### [Tujuan]
Ganti "tonnage" dengan "capacity" pada item mulai dari baris pertama hingga baris yang memuat "svg-text:20: 20 [761,493,784,516]". Tuliskan kembali hanya baris-baris itu dan jangan ubah bagian lainnya.

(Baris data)
----

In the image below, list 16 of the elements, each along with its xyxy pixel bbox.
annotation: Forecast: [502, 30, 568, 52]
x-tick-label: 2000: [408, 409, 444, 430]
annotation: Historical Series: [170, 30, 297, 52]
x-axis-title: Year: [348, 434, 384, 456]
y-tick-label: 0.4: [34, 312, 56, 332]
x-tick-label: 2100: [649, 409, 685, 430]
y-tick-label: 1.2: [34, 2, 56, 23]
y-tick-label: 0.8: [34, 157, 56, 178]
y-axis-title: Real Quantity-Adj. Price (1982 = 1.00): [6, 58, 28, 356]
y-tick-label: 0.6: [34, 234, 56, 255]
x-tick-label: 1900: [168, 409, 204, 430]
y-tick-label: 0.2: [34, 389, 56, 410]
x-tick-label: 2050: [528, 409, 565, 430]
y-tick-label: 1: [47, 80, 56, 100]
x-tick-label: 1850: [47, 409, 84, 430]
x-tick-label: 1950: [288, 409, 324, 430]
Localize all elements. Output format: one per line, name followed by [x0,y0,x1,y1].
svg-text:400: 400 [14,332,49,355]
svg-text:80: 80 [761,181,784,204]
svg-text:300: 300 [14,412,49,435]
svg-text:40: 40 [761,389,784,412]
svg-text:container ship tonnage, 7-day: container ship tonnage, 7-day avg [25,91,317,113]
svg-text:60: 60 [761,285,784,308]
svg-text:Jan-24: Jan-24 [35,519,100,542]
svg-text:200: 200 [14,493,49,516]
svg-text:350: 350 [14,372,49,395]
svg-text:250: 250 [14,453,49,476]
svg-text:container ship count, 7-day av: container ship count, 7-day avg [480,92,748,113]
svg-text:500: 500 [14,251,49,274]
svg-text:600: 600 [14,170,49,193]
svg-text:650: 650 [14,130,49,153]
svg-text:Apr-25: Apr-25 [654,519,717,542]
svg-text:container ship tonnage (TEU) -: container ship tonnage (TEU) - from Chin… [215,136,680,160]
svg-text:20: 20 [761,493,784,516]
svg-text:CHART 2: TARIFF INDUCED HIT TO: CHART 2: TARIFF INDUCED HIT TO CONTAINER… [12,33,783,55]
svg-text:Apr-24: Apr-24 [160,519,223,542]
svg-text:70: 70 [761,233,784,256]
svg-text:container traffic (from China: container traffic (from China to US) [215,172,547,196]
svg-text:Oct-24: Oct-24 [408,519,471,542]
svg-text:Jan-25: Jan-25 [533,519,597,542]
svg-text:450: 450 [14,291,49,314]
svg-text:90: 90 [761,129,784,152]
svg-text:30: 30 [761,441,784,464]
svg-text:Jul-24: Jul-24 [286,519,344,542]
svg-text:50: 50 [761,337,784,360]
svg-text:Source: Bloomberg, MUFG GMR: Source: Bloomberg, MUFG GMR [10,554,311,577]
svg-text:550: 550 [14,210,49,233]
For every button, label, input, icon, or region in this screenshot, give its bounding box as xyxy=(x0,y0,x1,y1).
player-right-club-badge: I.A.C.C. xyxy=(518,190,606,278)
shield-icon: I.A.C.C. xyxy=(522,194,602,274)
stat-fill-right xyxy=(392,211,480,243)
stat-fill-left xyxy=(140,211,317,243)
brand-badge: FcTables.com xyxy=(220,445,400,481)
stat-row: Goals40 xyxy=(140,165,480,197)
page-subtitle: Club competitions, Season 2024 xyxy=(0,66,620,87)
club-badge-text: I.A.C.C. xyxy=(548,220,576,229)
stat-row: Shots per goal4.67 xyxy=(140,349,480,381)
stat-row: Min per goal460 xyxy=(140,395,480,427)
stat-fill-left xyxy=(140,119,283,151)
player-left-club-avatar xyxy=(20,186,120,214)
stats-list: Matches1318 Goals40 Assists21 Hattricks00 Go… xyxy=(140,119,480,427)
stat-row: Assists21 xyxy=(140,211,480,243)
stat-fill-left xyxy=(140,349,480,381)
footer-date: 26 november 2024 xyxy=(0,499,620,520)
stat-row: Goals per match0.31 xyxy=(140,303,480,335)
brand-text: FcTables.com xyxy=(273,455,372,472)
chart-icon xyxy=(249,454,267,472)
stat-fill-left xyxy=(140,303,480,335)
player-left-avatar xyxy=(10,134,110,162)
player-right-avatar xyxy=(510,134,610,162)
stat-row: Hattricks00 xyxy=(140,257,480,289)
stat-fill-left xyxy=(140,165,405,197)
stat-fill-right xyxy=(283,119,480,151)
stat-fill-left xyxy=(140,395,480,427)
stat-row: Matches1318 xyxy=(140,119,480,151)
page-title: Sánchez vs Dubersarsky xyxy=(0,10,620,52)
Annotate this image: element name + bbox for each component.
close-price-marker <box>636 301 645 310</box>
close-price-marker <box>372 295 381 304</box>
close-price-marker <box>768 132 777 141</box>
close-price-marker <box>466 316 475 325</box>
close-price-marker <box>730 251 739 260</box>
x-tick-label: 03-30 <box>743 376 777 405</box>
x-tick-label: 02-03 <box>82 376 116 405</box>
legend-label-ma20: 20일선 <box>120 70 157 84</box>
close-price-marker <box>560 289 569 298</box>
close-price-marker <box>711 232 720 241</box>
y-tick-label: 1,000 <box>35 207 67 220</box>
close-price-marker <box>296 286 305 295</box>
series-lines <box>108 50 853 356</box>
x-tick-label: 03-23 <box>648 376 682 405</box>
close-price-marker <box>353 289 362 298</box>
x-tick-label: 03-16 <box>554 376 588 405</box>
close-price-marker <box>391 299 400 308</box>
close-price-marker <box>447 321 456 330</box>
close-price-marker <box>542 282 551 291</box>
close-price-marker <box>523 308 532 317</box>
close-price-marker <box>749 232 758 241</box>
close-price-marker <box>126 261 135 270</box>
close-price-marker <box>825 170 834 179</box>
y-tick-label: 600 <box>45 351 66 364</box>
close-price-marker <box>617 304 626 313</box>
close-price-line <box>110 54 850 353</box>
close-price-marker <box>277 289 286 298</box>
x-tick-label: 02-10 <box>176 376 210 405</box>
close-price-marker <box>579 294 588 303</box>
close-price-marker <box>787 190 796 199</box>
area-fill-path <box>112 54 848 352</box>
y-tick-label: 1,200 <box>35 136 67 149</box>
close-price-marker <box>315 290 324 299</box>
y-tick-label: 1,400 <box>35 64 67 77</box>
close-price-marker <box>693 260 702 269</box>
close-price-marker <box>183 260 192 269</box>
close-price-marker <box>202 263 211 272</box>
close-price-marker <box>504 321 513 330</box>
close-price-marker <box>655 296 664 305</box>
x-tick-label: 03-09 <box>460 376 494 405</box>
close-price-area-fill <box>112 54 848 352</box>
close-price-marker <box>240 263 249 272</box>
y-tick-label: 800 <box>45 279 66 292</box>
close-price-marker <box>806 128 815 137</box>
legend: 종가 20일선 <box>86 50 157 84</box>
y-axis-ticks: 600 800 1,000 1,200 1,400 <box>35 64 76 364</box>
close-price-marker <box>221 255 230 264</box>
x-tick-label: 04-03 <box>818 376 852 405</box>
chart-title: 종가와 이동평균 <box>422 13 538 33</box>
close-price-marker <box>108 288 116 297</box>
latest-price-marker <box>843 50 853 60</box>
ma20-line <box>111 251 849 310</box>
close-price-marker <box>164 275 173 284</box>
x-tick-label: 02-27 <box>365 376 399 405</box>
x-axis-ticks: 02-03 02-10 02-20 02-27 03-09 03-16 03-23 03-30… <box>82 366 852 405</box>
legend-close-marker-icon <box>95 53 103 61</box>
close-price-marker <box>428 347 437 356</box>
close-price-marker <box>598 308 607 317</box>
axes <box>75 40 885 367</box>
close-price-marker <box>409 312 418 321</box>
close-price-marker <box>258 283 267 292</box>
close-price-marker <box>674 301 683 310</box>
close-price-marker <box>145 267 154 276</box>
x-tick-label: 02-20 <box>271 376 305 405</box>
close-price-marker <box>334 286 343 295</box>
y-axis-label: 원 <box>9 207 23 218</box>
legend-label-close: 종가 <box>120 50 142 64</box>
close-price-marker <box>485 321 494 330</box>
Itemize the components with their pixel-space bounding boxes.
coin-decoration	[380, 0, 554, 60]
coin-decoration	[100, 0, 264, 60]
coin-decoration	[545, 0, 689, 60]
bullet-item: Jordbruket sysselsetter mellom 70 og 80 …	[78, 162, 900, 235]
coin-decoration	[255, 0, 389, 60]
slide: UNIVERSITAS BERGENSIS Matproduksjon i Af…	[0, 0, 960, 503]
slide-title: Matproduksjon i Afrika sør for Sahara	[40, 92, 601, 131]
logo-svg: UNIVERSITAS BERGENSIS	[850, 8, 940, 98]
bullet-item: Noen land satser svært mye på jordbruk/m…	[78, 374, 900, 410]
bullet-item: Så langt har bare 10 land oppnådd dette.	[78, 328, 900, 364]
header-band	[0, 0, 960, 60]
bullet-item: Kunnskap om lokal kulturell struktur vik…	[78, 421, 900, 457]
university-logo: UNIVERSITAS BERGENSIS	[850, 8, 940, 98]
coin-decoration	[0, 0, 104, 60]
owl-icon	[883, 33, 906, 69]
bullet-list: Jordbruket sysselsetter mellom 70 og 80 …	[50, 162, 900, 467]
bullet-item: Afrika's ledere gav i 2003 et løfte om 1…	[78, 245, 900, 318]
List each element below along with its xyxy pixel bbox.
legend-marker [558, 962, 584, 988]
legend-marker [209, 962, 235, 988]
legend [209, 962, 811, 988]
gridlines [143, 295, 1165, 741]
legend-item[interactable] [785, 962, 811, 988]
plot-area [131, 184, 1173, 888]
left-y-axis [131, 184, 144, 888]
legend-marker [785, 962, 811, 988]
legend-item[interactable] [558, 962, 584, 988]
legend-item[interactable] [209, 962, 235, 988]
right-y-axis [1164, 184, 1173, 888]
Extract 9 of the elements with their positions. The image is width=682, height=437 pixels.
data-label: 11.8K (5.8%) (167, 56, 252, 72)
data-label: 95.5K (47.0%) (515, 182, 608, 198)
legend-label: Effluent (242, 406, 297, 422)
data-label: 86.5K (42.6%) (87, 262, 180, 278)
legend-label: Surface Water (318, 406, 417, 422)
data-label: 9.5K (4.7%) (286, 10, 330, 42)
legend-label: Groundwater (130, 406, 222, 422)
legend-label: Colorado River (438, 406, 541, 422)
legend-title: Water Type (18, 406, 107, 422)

----

### [Jawaban]
In the image below, list 16 of the elements, each along with its xyxy pixel bbox.
annotation: Forecast: [502, 30, 568, 52]
x-tick-label: 2000: [408, 409, 444, 430]
annotation: Historical Series: [170, 30, 297, 52]
x-axis-title: Year: [348, 434, 384, 456]
y-tick-label: 0.4: [34, 312, 56, 332]
x-tick-label: 2100: [649, 409, 685, 430]
y-tick-label: 1.2: [34, 2, 56, 23]
y-tick-label: 0.8: [34, 157, 56, 178]
y-axis-title: Real Quantity-Adj. Price (1982 = 1.00): [6, 58, 28, 356]
y-tick-label: 0.6: [34, 234, 56, 255]
x-tick-label: 1900: [168, 409, 204, 430]
y-tick-label: 0.2: [34, 389, 56, 410]
x-tick-label: 2050: [528, 409, 565, 430]
y-tick-label: 1: [47, 80, 56, 100]
x-tick-label: 1850: [47, 409, 84, 430]
x-tick-label: 1950: [288, 409, 324, 430]
Localize all elements. Output format: one per line, name followed by [x0,y0,x1,y1].
svg-text:400: 400 [14,332,49,355]
svg-text:80: 80 [761,181,784,204]
svg-text:300: 300 [14,412,49,435]
svg-text:40: 40 [761,389,784,412]
svg-text:container ship capacity, 7-day: container ship capacity, 7-day avg [25,91,317,113]
svg-text:60: 60 [761,285,784,308]
svg-text:Jan-24: Jan-24 [35,519,100,542]
svg-text:200: 200 [14,493,49,516]
svg-text:350: 350 [14,372,49,395]
svg-text:250: 250 [14,453,49,476]
svg-text:container ship count, 7-day av: container ship count, 7-day avg [480,92,748,113]
svg-text:500: 500 [14,251,49,274]
svg-text:600: 600 [14,170,49,193]
svg-text:650: 650 [14,130,49,153]
svg-text:Apr-25: Apr-25 [654,519,717,542]
svg-text:container ship capacity (TEU) -: container ship capacity (TEU) - from Chin… [215,136,680,160]
svg-text:20: 20 [761,493,784,516]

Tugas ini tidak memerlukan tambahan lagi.